Dataset items:

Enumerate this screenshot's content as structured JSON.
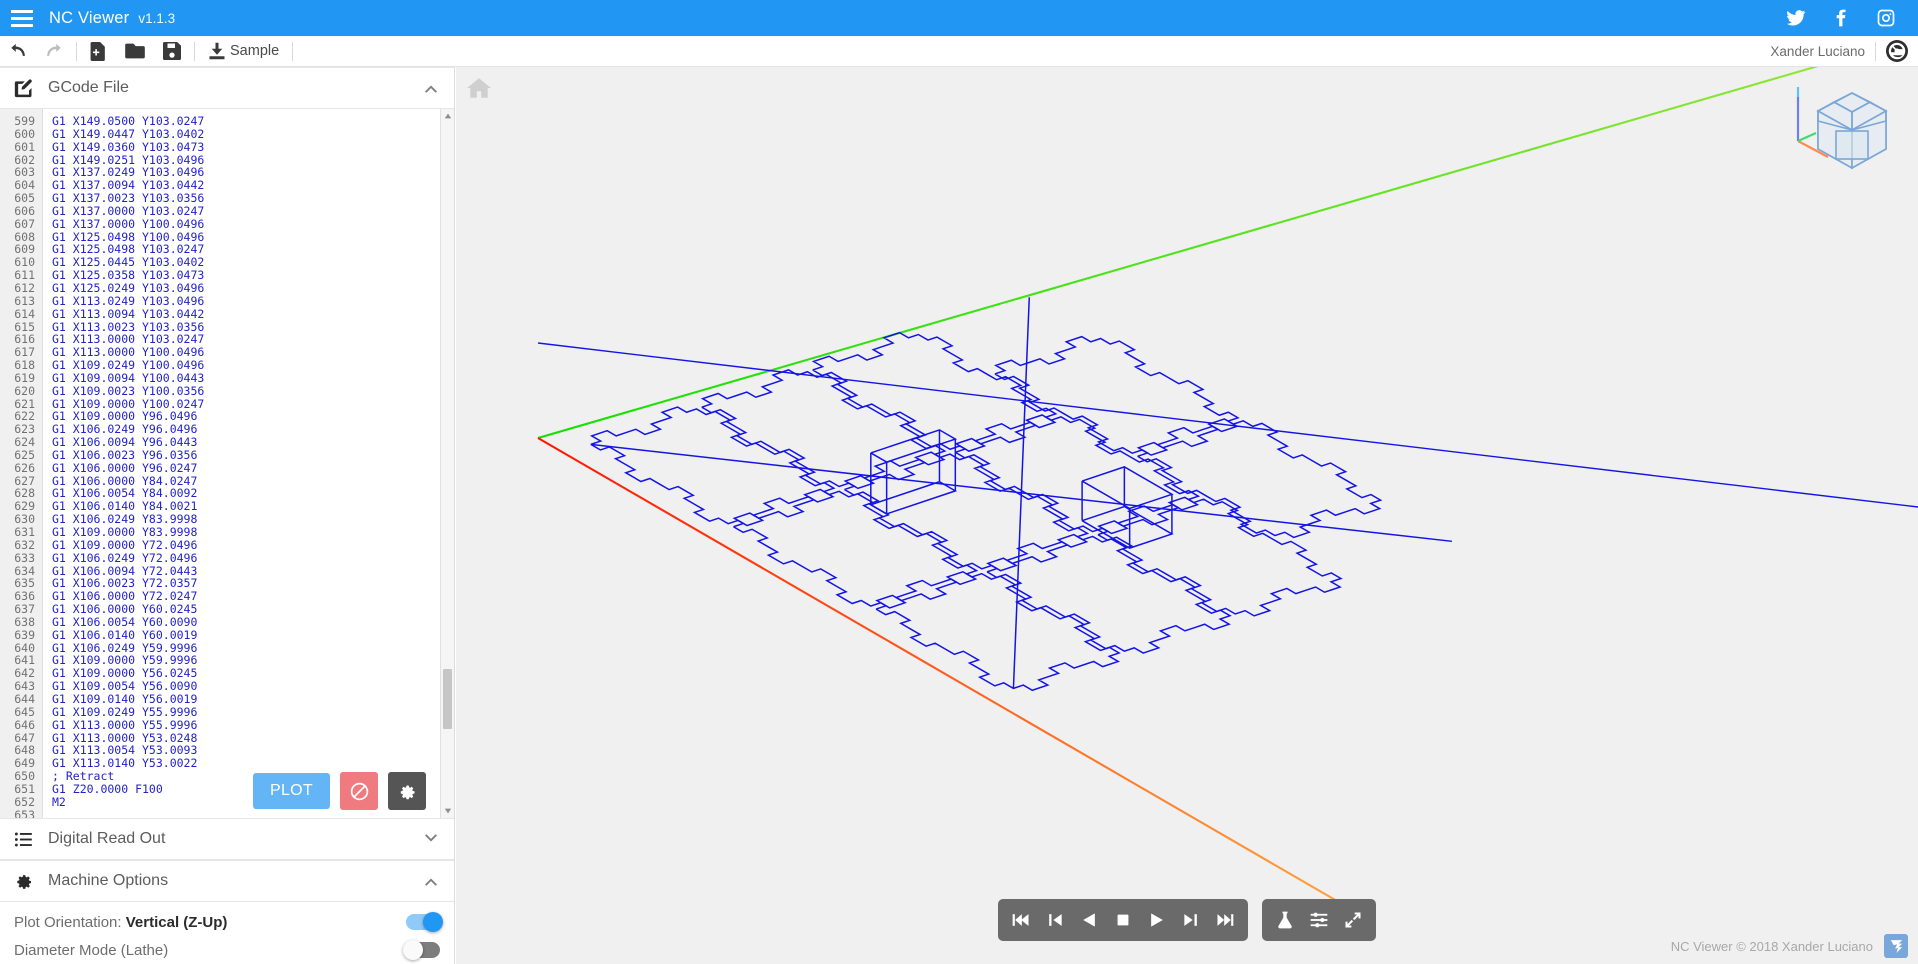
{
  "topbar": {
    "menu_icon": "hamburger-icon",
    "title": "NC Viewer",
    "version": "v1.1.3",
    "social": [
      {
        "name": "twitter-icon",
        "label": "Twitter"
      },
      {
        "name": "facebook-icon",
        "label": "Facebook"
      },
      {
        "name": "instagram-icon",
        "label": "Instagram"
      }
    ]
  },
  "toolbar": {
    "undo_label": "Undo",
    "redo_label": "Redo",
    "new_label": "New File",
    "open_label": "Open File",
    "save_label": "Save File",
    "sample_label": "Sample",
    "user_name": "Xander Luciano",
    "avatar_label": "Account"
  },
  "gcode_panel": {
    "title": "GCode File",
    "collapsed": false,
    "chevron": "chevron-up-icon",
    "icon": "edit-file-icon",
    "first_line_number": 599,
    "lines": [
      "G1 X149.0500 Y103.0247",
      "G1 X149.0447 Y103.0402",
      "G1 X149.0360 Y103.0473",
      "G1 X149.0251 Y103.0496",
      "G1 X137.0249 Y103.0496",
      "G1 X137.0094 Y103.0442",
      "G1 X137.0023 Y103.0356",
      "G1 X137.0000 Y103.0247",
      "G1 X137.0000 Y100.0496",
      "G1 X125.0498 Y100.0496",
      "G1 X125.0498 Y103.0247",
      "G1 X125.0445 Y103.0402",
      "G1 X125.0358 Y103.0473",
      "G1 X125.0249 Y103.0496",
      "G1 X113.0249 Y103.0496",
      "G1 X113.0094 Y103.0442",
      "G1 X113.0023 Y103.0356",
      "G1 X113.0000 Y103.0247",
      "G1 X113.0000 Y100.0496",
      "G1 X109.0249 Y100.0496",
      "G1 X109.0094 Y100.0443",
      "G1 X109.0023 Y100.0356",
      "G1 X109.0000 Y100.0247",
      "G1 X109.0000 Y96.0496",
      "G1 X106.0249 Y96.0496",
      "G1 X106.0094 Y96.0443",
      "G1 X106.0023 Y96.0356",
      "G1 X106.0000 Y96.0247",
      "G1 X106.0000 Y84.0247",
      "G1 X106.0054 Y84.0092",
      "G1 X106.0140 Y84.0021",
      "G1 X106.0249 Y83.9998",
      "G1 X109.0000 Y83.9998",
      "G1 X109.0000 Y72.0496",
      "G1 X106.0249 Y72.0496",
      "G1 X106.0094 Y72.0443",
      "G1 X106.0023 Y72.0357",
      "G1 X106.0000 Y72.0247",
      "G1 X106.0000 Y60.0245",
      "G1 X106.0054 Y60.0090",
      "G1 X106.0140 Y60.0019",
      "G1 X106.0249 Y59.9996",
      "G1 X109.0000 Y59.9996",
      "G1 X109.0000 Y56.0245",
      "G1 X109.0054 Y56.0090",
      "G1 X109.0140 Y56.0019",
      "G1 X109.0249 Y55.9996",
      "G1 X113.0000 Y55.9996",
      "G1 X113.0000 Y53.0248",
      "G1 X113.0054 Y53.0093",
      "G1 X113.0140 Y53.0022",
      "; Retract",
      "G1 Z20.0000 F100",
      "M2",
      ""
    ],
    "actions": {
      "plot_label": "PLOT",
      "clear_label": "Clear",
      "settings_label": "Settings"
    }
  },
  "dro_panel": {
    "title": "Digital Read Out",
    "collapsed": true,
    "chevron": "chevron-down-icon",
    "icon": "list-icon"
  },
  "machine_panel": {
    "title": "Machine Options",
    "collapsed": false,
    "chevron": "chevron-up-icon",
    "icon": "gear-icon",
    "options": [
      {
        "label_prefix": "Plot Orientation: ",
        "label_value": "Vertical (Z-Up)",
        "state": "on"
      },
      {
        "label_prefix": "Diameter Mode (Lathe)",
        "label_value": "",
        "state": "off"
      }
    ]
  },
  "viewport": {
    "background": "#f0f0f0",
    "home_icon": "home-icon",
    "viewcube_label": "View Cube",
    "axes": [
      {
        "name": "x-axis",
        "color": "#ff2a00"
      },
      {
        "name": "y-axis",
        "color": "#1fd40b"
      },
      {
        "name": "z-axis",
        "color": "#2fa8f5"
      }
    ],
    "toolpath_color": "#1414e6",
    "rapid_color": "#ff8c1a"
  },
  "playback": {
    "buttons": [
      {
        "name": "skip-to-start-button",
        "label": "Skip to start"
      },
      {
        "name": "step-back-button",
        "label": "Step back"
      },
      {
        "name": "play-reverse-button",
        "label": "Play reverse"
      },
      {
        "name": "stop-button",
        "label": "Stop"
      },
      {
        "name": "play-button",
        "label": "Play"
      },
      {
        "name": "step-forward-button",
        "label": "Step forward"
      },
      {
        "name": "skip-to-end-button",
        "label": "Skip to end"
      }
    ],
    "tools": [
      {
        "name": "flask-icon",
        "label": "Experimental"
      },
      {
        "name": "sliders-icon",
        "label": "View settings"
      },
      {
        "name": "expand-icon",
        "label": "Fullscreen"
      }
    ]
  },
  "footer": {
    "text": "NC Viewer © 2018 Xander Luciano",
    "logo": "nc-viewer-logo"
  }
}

§ Written instruction
What comes back should match the records exactly, minus any pictures.

§ Full solution
Enumerate this screenshot's content as structured JSON.
{
  "topbar": {
    "menu_icon": "hamburger-icon",
    "title": "NC Viewer",
    "version": "v1.1.3",
    "social": [
      {
        "name": "twitter-icon",
        "label": "Twitter"
      },
      {
        "name": "facebook-icon",
        "label": "Facebook"
      },
      {
        "name": "instagram-icon",
        "label": "Instagram"
      }
    ]
  },
  "toolbar": {
    "undo_label": "Undo",
    "redo_label": "Redo",
    "new_label": "New File",
    "open_label": "Open File",
    "save_label": "Save File",
    "sample_label": "Sample",
    "user_name": "Xander Luciano",
    "avatar_label": "Account"
  },
  "gcode_panel": {
    "title": "GCode File",
    "collapsed": false,
    "chevron": "chevron-up-icon",
    "icon": "edit-file-icon",
    "first_line_number": 599,
    "lines": [
      "G1 X149.0500 Y103.0247",
      "G1 X149.0447 Y103.0402",
      "G1 X149.0360 Y103.0473",
      "G1 X149.0251 Y103.0496",
      "G1 X137.0249 Y103.0496",
      "G1 X137.0094 Y103.0442",
      "G1 X137.0023 Y103.0356",
      "G1 X137.0000 Y103.0247",
      "G1 X137.0000 Y100.0496",
      "G1 X125.0498 Y100.0496",
      "G1 X125.0498 Y103.0247",
      "G1 X125.0445 Y103.0402",
      "G1 X125.0358 Y103.0473",
      "G1 X125.0249 Y103.0496",
      "G1 X113.0249 Y103.0496",
      "G1 X113.0094 Y103.0442",
      "G1 X113.0023 Y103.0356",
      "G1 X113.0000 Y103.0247",
      "G1 X113.0000 Y100.0496",
      "G1 X109.0249 Y100.0496",
      "G1 X109.0094 Y100.0443",
      "G1 X109.0023 Y100.0356",
      "G1 X109.0000 Y100.0247",
      "G1 X109.0000 Y96.0496",
      "G1 X106.0249 Y96.0496",
      "G1 X106.0094 Y96.0443",
      "G1 X106.0023 Y96.0356",
      "G1 X106.0000 Y96.0247",
      "G1 X106.0000 Y84.0247",
      "G1 X106.0054 Y84.0092",
      "G1 X106.0140 Y84.0021",
      "G1 X106.0249 Y83.9998",
      "G1 X109.0000 Y83.9998",
      "G1 X109.0000 Y72.0496",
      "G1 X106.0249 Y72.0496",
      "G1 X106.0094 Y72.0443",
      "G1 X106.0023 Y72.0357",
      "G1 X106.0000 Y72.0247",
      "G1 X106.0000 Y60.0245",
      "G1 X106.0054 Y60.0090",
      "G1 X106.0140 Y60.0019",
      "G1 X106.0249 Y59.9996",
      "G1 X109.0000 Y59.9996",
      "G1 X109.0000 Y56.0245",
      "G1 X109.0054 Y56.0090",
      "G1 X109.0140 Y56.0019",
      "G1 X109.0249 Y55.9996",
      "G1 X113.0000 Y55.9996",
      "G1 X113.0000 Y53.0248",
      "G1 X113.0054 Y53.0093",
      "G1 X113.0140 Y53.0022",
      "; Retract",
      "G1 Z20.0000 F100",
      "M2",
      ""
    ],
    "actions": {
      "plot_label": "PLOT",
      "clear_label": "Clear",
      "settings_label": "Settings"
    }
  },
  "dro_panel": {
    "title": "Digital Read Out",
    "collapsed": true,
    "chevron": "chevron-down-icon",
    "icon": "list-icon"
  },
  "machine_panel": {
    "title": "Machine Options",
    "collapsed": false,
    "chevron": "chevron-up-icon",
    "icon": "gear-icon",
    "options": [
      {
        "label_prefix": "Plot Orientation: ",
        "label_value": "Vertical (Z-Up)",
        "state": "on"
      },
      {
        "label_prefix": "Diameter Mode (Lathe)",
        "label_value": "",
        "state": "off"
      }
    ]
  },
  "viewport": {
    "background": "#f0f0f0",
    "home_icon": "home-icon",
    "viewcube_label": "View Cube",
    "axes": [
      {
        "name": "x-axis",
        "color": "#ff2a00"
      },
      {
        "name": "y-axis",
        "color": "#1fd40b"
      },
      {
        "name": "z-axis",
        "color": "#2fa8f5"
      }
    ],
    "toolpath_color": "#1414e6",
    "rapid_color": "#ff8c1a"
  },
  "playback": {
    "buttons": [
      {
        "name": "skip-to-start-button",
        "label": "Skip to start"
      },
      {
        "name": "step-back-button",
        "label": "Step back"
      },
      {
        "name": "play-reverse-button",
        "label": "Play reverse"
      },
      {
        "name": "stop-button",
        "label": "Stop"
      },
      {
        "name": "play-button",
        "label": "Play"
      },
      {
        "name": "step-forward-button",
        "label": "Step forward"
      },
      {
        "name": "skip-to-end-button",
        "label": "Skip to end"
      }
    ],
    "tools": [
      {
        "name": "flask-icon",
        "label": "Experimental"
      },
      {
        "name": "sliders-icon",
        "label": "View settings"
      },
      {
        "name": "expand-icon",
        "label": "Fullscreen"
      }
    ]
  },
  "footer": {
    "text": "NC Viewer © 2018 Xander Luciano",
    "logo": "nc-viewer-logo"
  }
}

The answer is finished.